Problem details: Search the listing below for "JSON". Copy each matching line.

Start Entries provided

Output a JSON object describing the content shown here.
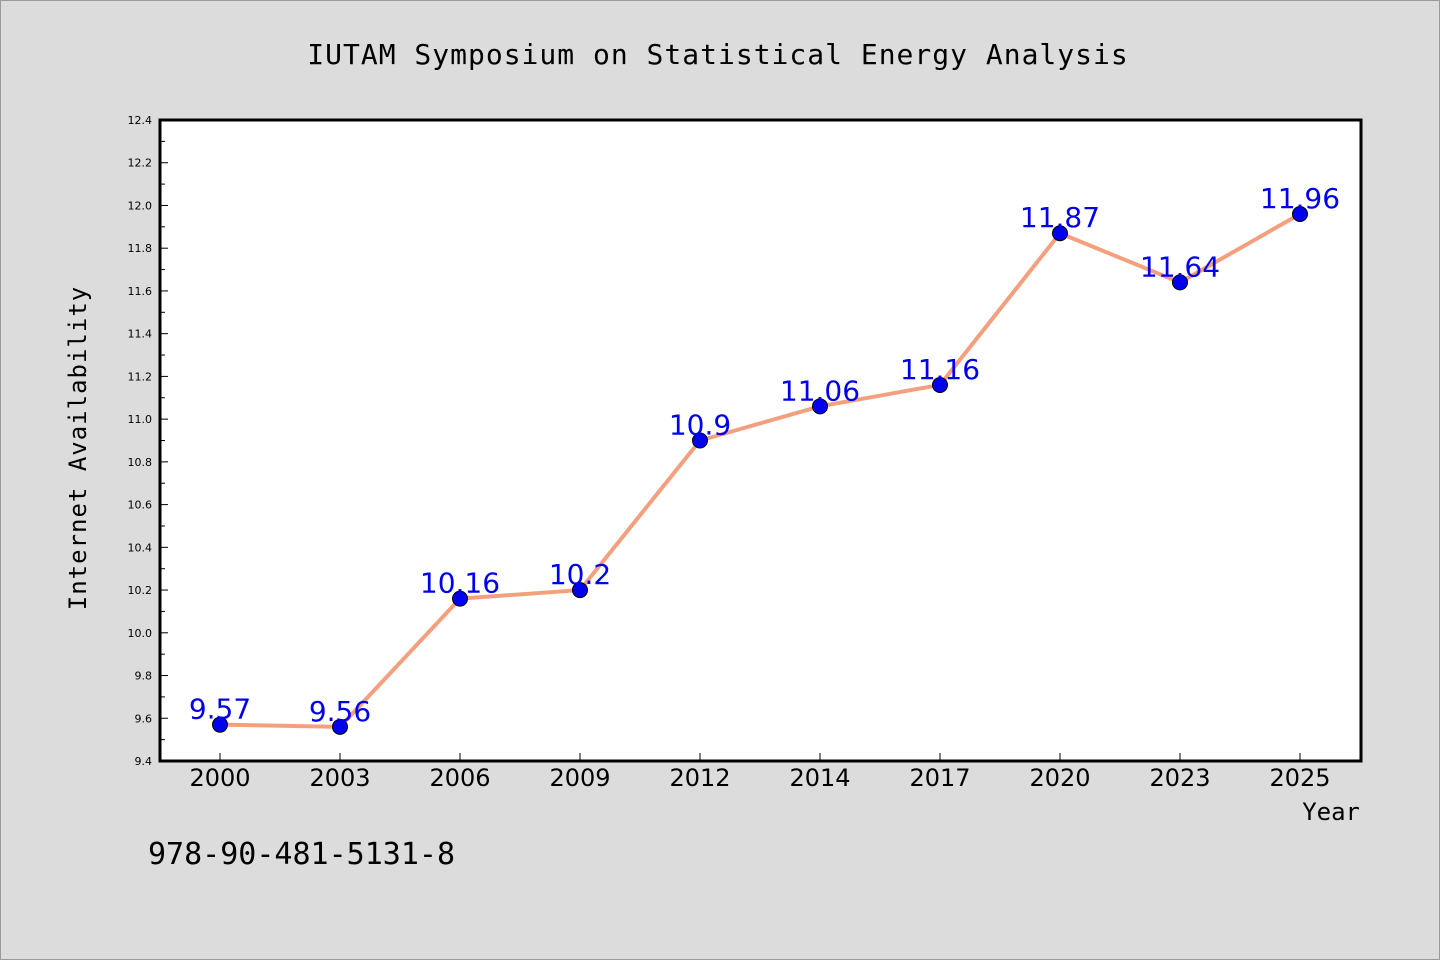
{
  "chart_data": {
    "type": "line",
    "title": "IUTAM Symposium on Statistical Energy Analysis",
    "xlabel": "Year",
    "ylabel": "Internet Availability",
    "categories": [
      "2000",
      "2003",
      "2006",
      "2009",
      "2012",
      "2014",
      "2017",
      "2020",
      "2023",
      "2025"
    ],
    "series": [
      {
        "values": [
          9.57,
          9.56,
          10.16,
          10.2,
          10.9,
          11.06,
          11.16,
          11.87,
          11.64,
          11.96
        ],
        "labels": [
          "9.57",
          "9.56",
          "10.16",
          "10.2",
          "10.9",
          "11.06",
          "11.16",
          "11.87",
          "11.64",
          "11.96"
        ]
      }
    ],
    "ylim": [
      9.4,
      12.4
    ],
    "yticks": [
      9.4,
      9.6,
      9.8,
      10.0,
      10.2,
      10.4,
      10.6,
      10.8,
      11.0,
      11.2,
      11.4,
      11.6,
      11.8,
      12.0,
      12.2,
      12.4
    ],
    "ytick_labels": [
      "9.4",
      "9.6",
      "9.8",
      "10.0",
      "10.2",
      "10.4",
      "10.6",
      "10.8",
      "11.0",
      "11.2",
      "11.4",
      "11.6",
      "11.8",
      "12.0",
      "12.2",
      "12.4"
    ],
    "grid": false,
    "line_color": "#f4a07e",
    "marker_color": "#0000ee",
    "label_color": "#0000ee",
    "plot_background": "#ffffff",
    "figure_background": "#dcdcdc"
  },
  "footer": {
    "isbn": "978-90-481-5131-8"
  }
}
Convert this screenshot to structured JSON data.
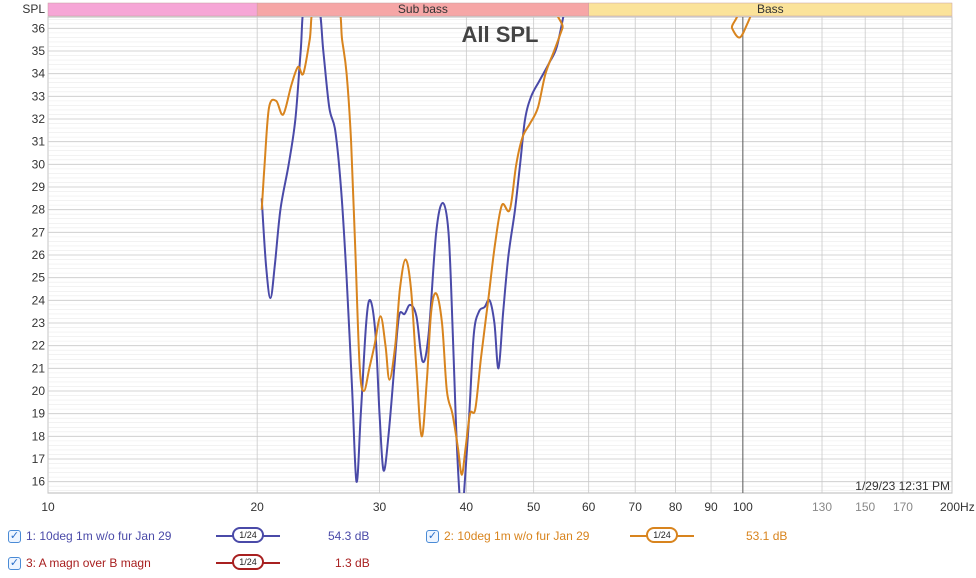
{
  "chart_data": {
    "type": "line",
    "title": "All SPL",
    "ylabel": "SPL",
    "xunit": "Hz",
    "xscale": "log",
    "xlim": [
      10,
      200
    ],
    "ylim": [
      15.5,
      36.5
    ],
    "yticks": [
      16,
      17,
      18,
      19,
      20,
      21,
      22,
      23,
      24,
      25,
      26,
      27,
      28,
      29,
      30,
      31,
      32,
      33,
      34,
      35,
      36
    ],
    "xticks": [
      {
        "v": 10,
        "label": "10",
        "major": true
      },
      {
        "v": 20,
        "label": "20",
        "major": true
      },
      {
        "v": 30,
        "label": "30",
        "major": true
      },
      {
        "v": 40,
        "label": "40",
        "major": true
      },
      {
        "v": 50,
        "label": "50",
        "major": true
      },
      {
        "v": 60,
        "label": "60",
        "major": true
      },
      {
        "v": 70,
        "label": "70",
        "major": true
      },
      {
        "v": 80,
        "label": "80",
        "major": true
      },
      {
        "v": 90,
        "label": "90",
        "major": true
      },
      {
        "v": 100,
        "label": "100",
        "major": true
      },
      {
        "v": 130,
        "label": "130",
        "major": false
      },
      {
        "v": 150,
        "label": "150",
        "major": false
      },
      {
        "v": 170,
        "label": "170",
        "major": false
      },
      {
        "v": 200,
        "label": "200Hz",
        "major": true
      }
    ],
    "bands": [
      {
        "label": "",
        "from": 10,
        "to": 20,
        "color": "#f6a6d6"
      },
      {
        "label": "Sub bass",
        "from": 20,
        "to": 60,
        "color": "#f6a6a6"
      },
      {
        "label": "Bass",
        "from": 60,
        "to": 200,
        "color": "#fbe39a"
      }
    ],
    "timestamp": "1/29/23 12:31 PM",
    "series": [
      {
        "name": "1: 10deg 1m w/o fur Jan 29",
        "color": "#4a4aa8",
        "points": [
          [
            20.3,
            28.5
          ],
          [
            20.6,
            25.5
          ],
          [
            20.9,
            24.1
          ],
          [
            21.2,
            25.5
          ],
          [
            21.6,
            28.0
          ],
          [
            22.2,
            30.0
          ],
          [
            22.7,
            32.0
          ],
          [
            23.1,
            35.0
          ],
          [
            23.4,
            37.0
          ],
          [
            24.5,
            37.0
          ],
          [
            24.9,
            35.0
          ],
          [
            25.4,
            32.5
          ],
          [
            25.9,
            31.5
          ],
          [
            26.4,
            29.0
          ],
          [
            26.9,
            25.0
          ],
          [
            27.4,
            20.0
          ],
          [
            27.8,
            16.0
          ],
          [
            28.2,
            19.0
          ],
          [
            28.7,
            23.0
          ],
          [
            29.1,
            24.0
          ],
          [
            29.6,
            22.5
          ],
          [
            30.0,
            19.0
          ],
          [
            30.4,
            16.5
          ],
          [
            30.9,
            18.0
          ],
          [
            31.5,
            21.0
          ],
          [
            32.0,
            23.3
          ],
          [
            32.6,
            23.4
          ],
          [
            33.2,
            23.8
          ],
          [
            33.9,
            23.3
          ],
          [
            34.6,
            21.3
          ],
          [
            35.3,
            22.5
          ],
          [
            36.2,
            27.0
          ],
          [
            37.0,
            28.3
          ],
          [
            37.7,
            27.0
          ],
          [
            38.2,
            23.0
          ],
          [
            38.6,
            19.0
          ],
          [
            39.0,
            16.0
          ],
          [
            39.4,
            14.5
          ],
          [
            39.8,
            16.0
          ],
          [
            40.4,
            19.0
          ],
          [
            41.0,
            22.5
          ],
          [
            41.7,
            23.5
          ],
          [
            42.5,
            23.7
          ],
          [
            43.2,
            24.0
          ],
          [
            43.9,
            23.0
          ],
          [
            44.5,
            21.0
          ],
          [
            45.2,
            23.5
          ],
          [
            46.0,
            26.0
          ],
          [
            47.0,
            28.0
          ],
          [
            47.8,
            30.0
          ],
          [
            48.6,
            32.0
          ],
          [
            49.6,
            33.0
          ],
          [
            51.0,
            33.7
          ],
          [
            52.7,
            34.5
          ],
          [
            54.0,
            35.2
          ],
          [
            55.4,
            36.8
          ]
        ]
      },
      {
        "name": "2: 10deg 1m w/o fur Jan 29",
        "color": "#d8841e",
        "points": [
          [
            20.3,
            28.0
          ],
          [
            20.5,
            30.0
          ],
          [
            20.8,
            32.5
          ],
          [
            21.3,
            32.8
          ],
          [
            21.8,
            32.2
          ],
          [
            22.4,
            33.5
          ],
          [
            22.9,
            34.3
          ],
          [
            23.3,
            34.0
          ],
          [
            23.8,
            35.5
          ],
          [
            24.2,
            37.0
          ],
          [
            26.1,
            37.0
          ],
          [
            26.5,
            35.5
          ],
          [
            26.9,
            34.0
          ],
          [
            27.3,
            31.0
          ],
          [
            27.7,
            26.0
          ],
          [
            28.1,
            21.0
          ],
          [
            28.5,
            20.0
          ],
          [
            29.0,
            21.0
          ],
          [
            29.5,
            22.0
          ],
          [
            30.1,
            23.3
          ],
          [
            30.6,
            22.0
          ],
          [
            31.0,
            20.5
          ],
          [
            31.6,
            22.0
          ],
          [
            32.1,
            24.5
          ],
          [
            32.7,
            25.8
          ],
          [
            33.3,
            24.5
          ],
          [
            33.9,
            21.0
          ],
          [
            34.5,
            18.0
          ],
          [
            35.1,
            20.5
          ],
          [
            35.6,
            23.5
          ],
          [
            36.2,
            24.3
          ],
          [
            36.9,
            23.0
          ],
          [
            37.5,
            20.0
          ],
          [
            38.2,
            19.0
          ],
          [
            38.9,
            17.5
          ],
          [
            39.4,
            16.3
          ],
          [
            39.9,
            17.5
          ],
          [
            40.5,
            19.0
          ],
          [
            41.2,
            19.2
          ],
          [
            42.0,
            21.5
          ],
          [
            43.0,
            24.0
          ],
          [
            44.0,
            26.5
          ],
          [
            45.0,
            28.2
          ],
          [
            46.2,
            28.0
          ],
          [
            47.2,
            30.0
          ],
          [
            48.2,
            31.2
          ],
          [
            49.4,
            31.8
          ],
          [
            50.7,
            32.5
          ],
          [
            52.0,
            34.0
          ],
          [
            53.5,
            35.0
          ],
          [
            55.0,
            36.0
          ],
          [
            56.5,
            37.0
          ],
          [
            94.0,
            37.0
          ],
          [
            96.5,
            36.0
          ],
          [
            99.0,
            35.6
          ],
          [
            101.5,
            36.2
          ],
          [
            104.0,
            37.0
          ]
        ]
      }
    ]
  },
  "legend": {
    "items": [
      {
        "label": "1: 10deg 1m w/o fur Jan 29",
        "smoothing": "1/24",
        "level": "54.3 dB",
        "color": "#4a4aa8"
      },
      {
        "label": "2: 10deg 1m w/o fur Jan 29",
        "smoothing": "1/24",
        "level": "53.1 dB",
        "color": "#d8841e"
      },
      {
        "label": "3: A magn over B magn",
        "smoothing": "1/24",
        "level": "1.3 dB",
        "color": "#a82020"
      }
    ]
  }
}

End Entries provided

Problem solution:
Output a JSON object describing the content shown here.
Convert this screenshot to structured JSON data.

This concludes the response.